» **SOURCE TEXT**
If you need to delete a menu item then right-click it and choose Delete.
 

bullet

Note that a Randomize statement precedes the Rnd() function, as previously discussed.
 

bullet

If you want to change a property of the form by using code (in other words 'at Run time') then refer to the form as 'Me' instead of using its name (usually Form1).
 

bullet

Note that when a menu item is selected in the designer window (not the code window) its properties appear in the properties window, for a menu item is a control.
 

bullet

I have included a couple of comments to make things clearer. Anything following an apostrophe is considered to be a comment, provided the apostrophe is not part of a string (a string is a string of characters enclosed within double quotes). VB shows comments in green, and ignores them when the program is running. For complex programs it is very important to include plenty of comments, not just to help other people who might work on your program, but also to help yourself understand the program at a later date.

Colour

Your eyes have only three kinds of colour detecting 'cone' cells - one detects red, one green and one blue. Therefore every one of the millions of colours you can see can be obtained by adding together the right amounts of red, green and blue light. That's why if you look at your computer monitor or your TV you will see it consists only of red, green and blue dots - no other colours. Therefore we can represent any by indicating how much red, green and blue light is present in the colour. In the RGB (red, green, blue, always in that order) notation used by computer programmers, each of the three numbers can have a value between 0 and 255. Thus RGB(255,0,0) represents bright red for it contains maximum red, zero blue and zero green.

In the RGB representation, (0,0,0) represents black and (255,255, 255) represents white. Adding primary colours gives the secondary colours: red + blue = magenta, red + green=yellow, green + blue=cyan. This is demonstrated in the following diagram which shows what happens when circular red, green and blue light beams are projected onto a white screen and made to overlap:

Such a diagram is sometimes called a colour wheel. Colours on opposite sides of the colour wheel, such as green and magenta, are called complementary colours.

Some of the above statements, such as green + red = yellow, may surprise you, for your experience mixing paints may seem to contradict this. The explanation is that paint pigments absorb colours, leading to colour subtraction, whereas the above text and the colour wheel describe colour addition. Colour addition corresponds to the way your computer screen works - if the screen's tiny red and green dots are lit simultaneously then you will see yellow. Look again at the diagram, and make sure that you can tell the difference between red and magenta, and between blue and cyan. Note how the diagram correctly shows that when red, green and blue lights are added together, the result is white.

» **EXERCISE**
In the source text, what color does VB use to show comments? The material isn't needed here.

» **ENTRIES SUPPLIED**
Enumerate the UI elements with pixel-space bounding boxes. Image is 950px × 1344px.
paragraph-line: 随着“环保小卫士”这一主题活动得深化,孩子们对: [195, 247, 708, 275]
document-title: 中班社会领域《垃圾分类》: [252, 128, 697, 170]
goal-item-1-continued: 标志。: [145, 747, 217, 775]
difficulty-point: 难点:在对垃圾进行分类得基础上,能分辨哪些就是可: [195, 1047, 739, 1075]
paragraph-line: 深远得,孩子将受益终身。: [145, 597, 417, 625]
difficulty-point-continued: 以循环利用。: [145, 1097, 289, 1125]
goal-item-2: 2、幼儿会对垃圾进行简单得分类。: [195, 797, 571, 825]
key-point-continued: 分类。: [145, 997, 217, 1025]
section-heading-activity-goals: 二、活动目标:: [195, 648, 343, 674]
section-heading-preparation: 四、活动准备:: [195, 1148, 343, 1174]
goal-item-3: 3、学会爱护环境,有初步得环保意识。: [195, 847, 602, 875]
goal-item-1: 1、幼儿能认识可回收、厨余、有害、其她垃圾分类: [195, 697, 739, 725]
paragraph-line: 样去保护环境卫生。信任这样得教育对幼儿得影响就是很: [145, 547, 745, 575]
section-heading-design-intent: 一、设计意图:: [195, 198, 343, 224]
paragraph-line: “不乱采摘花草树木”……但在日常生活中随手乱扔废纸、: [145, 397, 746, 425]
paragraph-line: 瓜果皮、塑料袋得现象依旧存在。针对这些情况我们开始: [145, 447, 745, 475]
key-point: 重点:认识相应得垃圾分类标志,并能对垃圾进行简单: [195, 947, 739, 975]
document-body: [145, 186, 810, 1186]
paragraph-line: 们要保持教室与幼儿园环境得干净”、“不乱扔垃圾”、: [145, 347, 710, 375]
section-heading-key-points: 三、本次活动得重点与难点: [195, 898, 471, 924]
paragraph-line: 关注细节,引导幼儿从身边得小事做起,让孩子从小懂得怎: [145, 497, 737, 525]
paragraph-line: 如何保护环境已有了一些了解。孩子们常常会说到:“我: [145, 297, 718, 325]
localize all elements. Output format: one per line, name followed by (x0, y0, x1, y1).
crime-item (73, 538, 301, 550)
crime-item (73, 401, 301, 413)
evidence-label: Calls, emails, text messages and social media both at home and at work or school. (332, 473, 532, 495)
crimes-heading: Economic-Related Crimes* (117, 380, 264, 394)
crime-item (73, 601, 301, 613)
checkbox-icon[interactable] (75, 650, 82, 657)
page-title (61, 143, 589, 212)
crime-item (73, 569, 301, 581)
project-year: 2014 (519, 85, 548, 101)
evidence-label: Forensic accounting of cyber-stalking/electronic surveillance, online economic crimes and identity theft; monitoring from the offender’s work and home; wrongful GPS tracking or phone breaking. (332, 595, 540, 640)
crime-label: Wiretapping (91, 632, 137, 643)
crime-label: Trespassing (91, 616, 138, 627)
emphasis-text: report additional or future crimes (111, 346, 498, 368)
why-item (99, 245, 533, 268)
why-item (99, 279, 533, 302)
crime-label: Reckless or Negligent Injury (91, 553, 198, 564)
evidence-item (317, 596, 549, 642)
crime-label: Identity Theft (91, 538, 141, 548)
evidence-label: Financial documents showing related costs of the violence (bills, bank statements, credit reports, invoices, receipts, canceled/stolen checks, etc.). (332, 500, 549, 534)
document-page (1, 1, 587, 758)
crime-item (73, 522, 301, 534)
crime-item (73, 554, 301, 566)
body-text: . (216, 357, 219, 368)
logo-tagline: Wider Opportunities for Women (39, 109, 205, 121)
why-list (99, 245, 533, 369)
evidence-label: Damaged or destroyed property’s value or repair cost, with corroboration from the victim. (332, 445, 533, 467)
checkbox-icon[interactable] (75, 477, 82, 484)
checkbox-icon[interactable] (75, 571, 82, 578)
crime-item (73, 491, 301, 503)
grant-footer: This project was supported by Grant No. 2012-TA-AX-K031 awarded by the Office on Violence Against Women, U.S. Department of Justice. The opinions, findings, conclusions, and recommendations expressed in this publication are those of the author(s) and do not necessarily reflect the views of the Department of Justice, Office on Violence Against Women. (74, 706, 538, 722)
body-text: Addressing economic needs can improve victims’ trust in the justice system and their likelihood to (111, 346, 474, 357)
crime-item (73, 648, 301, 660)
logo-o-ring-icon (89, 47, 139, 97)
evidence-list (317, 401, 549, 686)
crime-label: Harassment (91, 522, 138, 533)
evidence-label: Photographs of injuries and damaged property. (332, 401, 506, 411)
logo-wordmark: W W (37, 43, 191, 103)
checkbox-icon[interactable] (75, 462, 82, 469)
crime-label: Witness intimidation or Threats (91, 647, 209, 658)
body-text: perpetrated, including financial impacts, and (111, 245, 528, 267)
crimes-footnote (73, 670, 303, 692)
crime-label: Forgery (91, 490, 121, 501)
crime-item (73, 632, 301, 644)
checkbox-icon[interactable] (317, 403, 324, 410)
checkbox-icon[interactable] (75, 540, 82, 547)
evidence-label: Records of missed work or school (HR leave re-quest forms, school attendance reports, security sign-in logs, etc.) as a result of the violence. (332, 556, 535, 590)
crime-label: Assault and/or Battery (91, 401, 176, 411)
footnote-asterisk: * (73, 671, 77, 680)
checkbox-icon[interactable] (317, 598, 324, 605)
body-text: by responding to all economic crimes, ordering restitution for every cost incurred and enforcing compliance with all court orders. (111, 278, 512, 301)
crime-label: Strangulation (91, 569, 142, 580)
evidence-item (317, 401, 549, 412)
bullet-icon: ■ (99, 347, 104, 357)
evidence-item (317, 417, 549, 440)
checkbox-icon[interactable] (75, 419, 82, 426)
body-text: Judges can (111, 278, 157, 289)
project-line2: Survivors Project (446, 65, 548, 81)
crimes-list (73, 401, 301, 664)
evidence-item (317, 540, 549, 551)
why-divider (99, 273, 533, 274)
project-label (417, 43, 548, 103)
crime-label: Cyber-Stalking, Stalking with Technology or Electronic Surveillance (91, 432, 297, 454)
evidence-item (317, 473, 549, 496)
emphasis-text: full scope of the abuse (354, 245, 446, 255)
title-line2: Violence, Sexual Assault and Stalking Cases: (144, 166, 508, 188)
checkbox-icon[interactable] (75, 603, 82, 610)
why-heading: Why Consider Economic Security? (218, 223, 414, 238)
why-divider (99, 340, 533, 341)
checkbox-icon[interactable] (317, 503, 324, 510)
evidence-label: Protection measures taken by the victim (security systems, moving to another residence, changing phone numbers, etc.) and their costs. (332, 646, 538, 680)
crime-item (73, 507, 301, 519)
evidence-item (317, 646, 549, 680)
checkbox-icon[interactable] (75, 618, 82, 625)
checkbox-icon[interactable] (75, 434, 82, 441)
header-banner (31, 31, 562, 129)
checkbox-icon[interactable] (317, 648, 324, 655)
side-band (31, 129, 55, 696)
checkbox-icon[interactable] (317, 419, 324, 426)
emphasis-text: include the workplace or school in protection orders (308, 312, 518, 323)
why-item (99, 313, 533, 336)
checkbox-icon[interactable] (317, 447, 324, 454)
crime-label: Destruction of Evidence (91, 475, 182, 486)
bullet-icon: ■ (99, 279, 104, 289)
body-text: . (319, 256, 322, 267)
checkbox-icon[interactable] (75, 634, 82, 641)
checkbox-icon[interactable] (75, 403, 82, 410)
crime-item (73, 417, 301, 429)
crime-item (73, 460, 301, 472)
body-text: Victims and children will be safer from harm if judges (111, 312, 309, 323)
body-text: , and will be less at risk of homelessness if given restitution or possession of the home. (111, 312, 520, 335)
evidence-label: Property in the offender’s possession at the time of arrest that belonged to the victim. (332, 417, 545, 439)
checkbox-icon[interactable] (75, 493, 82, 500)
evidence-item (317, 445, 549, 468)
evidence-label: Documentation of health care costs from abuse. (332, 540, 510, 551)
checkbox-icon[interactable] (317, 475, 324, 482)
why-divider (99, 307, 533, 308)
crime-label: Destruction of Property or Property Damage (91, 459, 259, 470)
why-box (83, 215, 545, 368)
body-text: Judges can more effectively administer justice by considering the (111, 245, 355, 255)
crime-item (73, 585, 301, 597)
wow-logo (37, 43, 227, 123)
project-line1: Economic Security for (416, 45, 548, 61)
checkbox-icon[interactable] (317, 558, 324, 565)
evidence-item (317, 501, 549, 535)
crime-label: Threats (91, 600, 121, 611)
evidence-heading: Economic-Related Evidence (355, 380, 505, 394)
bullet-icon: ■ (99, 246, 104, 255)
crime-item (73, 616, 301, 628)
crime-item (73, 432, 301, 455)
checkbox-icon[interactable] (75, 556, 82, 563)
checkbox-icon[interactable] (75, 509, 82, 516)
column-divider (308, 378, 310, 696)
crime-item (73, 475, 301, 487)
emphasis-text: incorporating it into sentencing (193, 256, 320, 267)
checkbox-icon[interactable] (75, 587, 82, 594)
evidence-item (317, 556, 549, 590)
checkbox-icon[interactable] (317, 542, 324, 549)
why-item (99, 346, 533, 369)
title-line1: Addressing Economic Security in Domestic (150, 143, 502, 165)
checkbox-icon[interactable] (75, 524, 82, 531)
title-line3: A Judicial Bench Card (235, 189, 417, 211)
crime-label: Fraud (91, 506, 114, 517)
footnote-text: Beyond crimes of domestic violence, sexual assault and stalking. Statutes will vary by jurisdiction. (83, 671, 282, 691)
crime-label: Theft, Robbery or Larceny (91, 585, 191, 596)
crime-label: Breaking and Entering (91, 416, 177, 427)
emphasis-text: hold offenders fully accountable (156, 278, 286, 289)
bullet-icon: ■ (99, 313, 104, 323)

» **FINISHED EXERCISE**
Green.